WHAT IS EXPECTED:
Continue the R mailing-list thread on illustrating the Central Limit Theorem, starting after its last line.

ARTICLE:
** BEGIN **

[R] Using R to illustrate the Central Limit Theorem

Sat Apr 23 14:05:46 CEST 2005

(Ted Harding) wrote:

>On 21-Apr-05 Bill.Venables at csiro.au wrote:
>  
>
>>Here's a bit of a refinement on Ted's first suggestion.
>>[ corrected from runif(M*k), N, k) to runif(N*k), N, k) ]
>> 
>> N <- 10000
>> graphics.off()
>> par(mfrow = c(1,2), pty = "s")
>> for(k in 1:20) {
>>    m <- (rowMeans(matrix(runif(N*k), N, k)) - 0.5)*sqrt(12*k)
>>    hist(m, breaks = "FD", xlim = c(-4,4), main = k,
>>            prob = TRUE, ylim = c(0,0.5), col = "lemonchiffon")
>>    pu <- par("usr")[1:2]
>>    x <- seq(pu[1], pu[2], len = 500)
>>    lines(x, dnorm(x), col = "red")
>>    qqnorm(m, ylim = c(-4,4), xlim = c(-4,4), pch = ".", col = "blue")
>>    abline(0, 1, col = "red")
>>    Sys.sleep(1)
>>  }
>>    
>>
>
>Very nice! (I can better keep up with it mentally, though, with
>Sys.sleep(2) or Sys.sleep(3), which moght be better for classroom
>demo).
>
>One thing occurred to me, watching it: people might say "Yes,
>we can see how the distribution -> Normal, nice and smooth,
>especially in the tails and side-arms; but the peaks always look
>a bit rough."
>
>Which could be the cue for introducing "SD(ni) = sqrt(E[ni])",
>and the following hack of the above code seems to show this OK
>in the "rootograms":
>
>N <- 10000
>graphics.off()
>par(mfrow = c(1,2), pty = "s")
>for(k in 1:20) {
>   m <- (rowMeans(matrix(runif(N*k), N, k)) - 0.5)*sqrt(12*k)
>   hm <- hist(m, breaks = "FD", xlim = c(-4,4), main = k, plot=FALSE,
>           prob = TRUE, ylim = c(0,0.5), col = "lemonchiffon")
>   hm$counts<-sqrt(hm$counts) ; 
>   plot(hm,xlim = c(-4,4),main = k,ylab="sqrt(Frequency)")
>   pu <- par("usr")[1:2]
>   x <- seq(pu[1], pu[2], len = 500)
>   lines(x, sqrt(N*dnorm(x)*(hm$breaks[2]-hm$breaks[1])), col = "red")
>   qqnorm(m, ylim = c(-4,4), xlim = c(-4,4), pch = ".", col = "blue")
>   abline(0, 1, col = "red")
>   Sys.sleep(2)
>}
>
>(and also shows clearly how the tails of the sample move outwards
>into the tails of the Normal, as in fact you expect from the finite
>range of mean(runif(k)), especially initially: very visible for
>k up to about 5, and not really settled down for k<10).
>
>Next stop: Hanging rootograms!
>
>Best wishes,
>Ted.

** END **

DATA ENTRIES:
** BEGIN **

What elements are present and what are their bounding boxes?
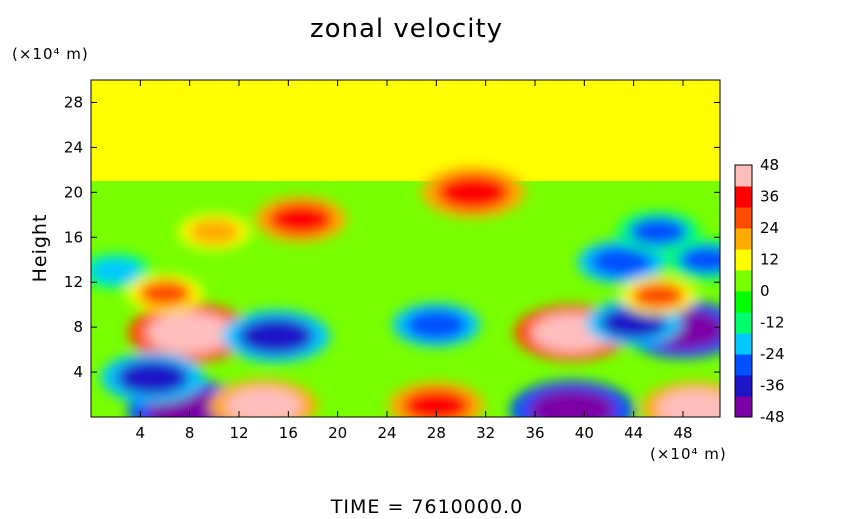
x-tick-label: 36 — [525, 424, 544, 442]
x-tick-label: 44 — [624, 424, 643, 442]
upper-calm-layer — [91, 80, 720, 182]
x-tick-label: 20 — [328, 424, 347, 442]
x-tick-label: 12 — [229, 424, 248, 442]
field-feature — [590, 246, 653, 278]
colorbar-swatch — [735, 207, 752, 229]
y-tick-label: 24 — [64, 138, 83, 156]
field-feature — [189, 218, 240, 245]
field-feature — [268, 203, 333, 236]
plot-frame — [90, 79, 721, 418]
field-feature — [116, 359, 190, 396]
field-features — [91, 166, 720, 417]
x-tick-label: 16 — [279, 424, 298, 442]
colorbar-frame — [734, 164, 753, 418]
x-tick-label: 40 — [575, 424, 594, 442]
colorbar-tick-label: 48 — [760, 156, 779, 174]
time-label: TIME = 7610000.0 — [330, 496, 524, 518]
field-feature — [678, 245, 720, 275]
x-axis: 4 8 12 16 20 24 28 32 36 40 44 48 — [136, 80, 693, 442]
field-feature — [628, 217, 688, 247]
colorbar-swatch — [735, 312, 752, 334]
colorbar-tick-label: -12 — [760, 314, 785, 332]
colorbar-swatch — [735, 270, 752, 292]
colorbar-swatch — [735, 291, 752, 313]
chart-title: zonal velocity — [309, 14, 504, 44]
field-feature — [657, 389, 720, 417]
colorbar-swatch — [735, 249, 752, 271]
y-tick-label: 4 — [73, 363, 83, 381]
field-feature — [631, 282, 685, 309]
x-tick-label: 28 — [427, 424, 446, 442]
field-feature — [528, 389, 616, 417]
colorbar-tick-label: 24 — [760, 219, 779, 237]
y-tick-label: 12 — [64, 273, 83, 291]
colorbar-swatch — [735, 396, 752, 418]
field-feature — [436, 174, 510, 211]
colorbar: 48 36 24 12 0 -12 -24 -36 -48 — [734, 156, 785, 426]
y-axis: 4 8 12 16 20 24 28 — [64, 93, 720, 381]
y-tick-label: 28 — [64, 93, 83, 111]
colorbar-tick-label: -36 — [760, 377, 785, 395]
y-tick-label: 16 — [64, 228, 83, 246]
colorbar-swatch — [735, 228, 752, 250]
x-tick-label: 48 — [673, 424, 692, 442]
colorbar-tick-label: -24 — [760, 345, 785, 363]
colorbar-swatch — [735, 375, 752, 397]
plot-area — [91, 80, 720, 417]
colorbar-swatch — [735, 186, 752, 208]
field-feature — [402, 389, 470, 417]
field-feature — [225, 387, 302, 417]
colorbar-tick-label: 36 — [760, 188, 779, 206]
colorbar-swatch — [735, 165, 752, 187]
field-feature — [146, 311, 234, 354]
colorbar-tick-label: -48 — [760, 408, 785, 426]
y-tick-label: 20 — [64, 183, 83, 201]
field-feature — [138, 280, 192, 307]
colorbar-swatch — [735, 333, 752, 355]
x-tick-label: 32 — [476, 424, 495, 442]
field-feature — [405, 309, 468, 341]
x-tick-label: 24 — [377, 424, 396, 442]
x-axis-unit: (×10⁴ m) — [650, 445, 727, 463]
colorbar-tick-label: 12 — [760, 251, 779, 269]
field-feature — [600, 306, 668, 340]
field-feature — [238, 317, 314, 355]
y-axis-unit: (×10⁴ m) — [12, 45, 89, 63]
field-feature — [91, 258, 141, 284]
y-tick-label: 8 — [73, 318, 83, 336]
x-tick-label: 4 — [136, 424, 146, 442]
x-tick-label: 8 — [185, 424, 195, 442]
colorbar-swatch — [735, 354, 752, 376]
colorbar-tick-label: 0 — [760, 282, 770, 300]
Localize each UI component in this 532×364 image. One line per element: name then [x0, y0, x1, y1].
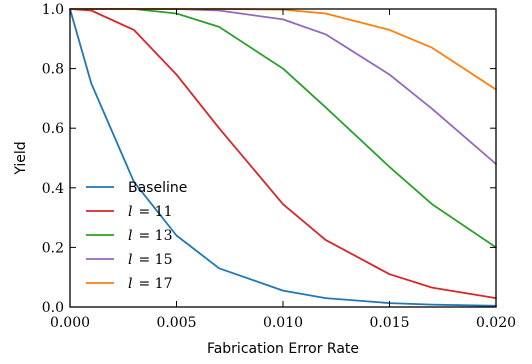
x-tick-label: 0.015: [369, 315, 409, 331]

** END **

RESPONSE:
>
>
>--------------------------------------------------------------------
>E-Mail: (Ted Harding) <Ted.Harding at nessie.mcc.ac.uk>
>Fax-to-email: +44 (0)870 094 0861
>Date: 22-Apr-05                                       Time: 13:10:19
>------------------------------ XFMail ------------------------------
>
>______________________________________________
>R-help at stat.math.ethz.ch mailing list
>https://stat.ethz.ch/mailman/listinfo/r-help
>PLEASE do read the posting guide! http://www.R-project.org/posting-guide.html
>  
>
Hello,

here is another idea to illustrate the Central Limit Theorem which is 
based on our package "distr".

# Illustration of the Central Limit Theorem
# using package "distr"
require(distr)
CLT <- function(Distr, n, sleep = 1){
# Distr: object of class "AbscontDistribution"
# n: iterations
# sleep: time to sleep
    graphics.off()
    par(mfrow = c(1,2))

    # expectation of Distr
    fun1 <- function(x, Distr){x*d(Distr)(x)}
    E <- try(integrate(fun1, lower = q(Distr)(0), upper = q(Distr)(1), 
Distr = Distr)$value,
             silent = TRUE)
    if(!is.numeric(E))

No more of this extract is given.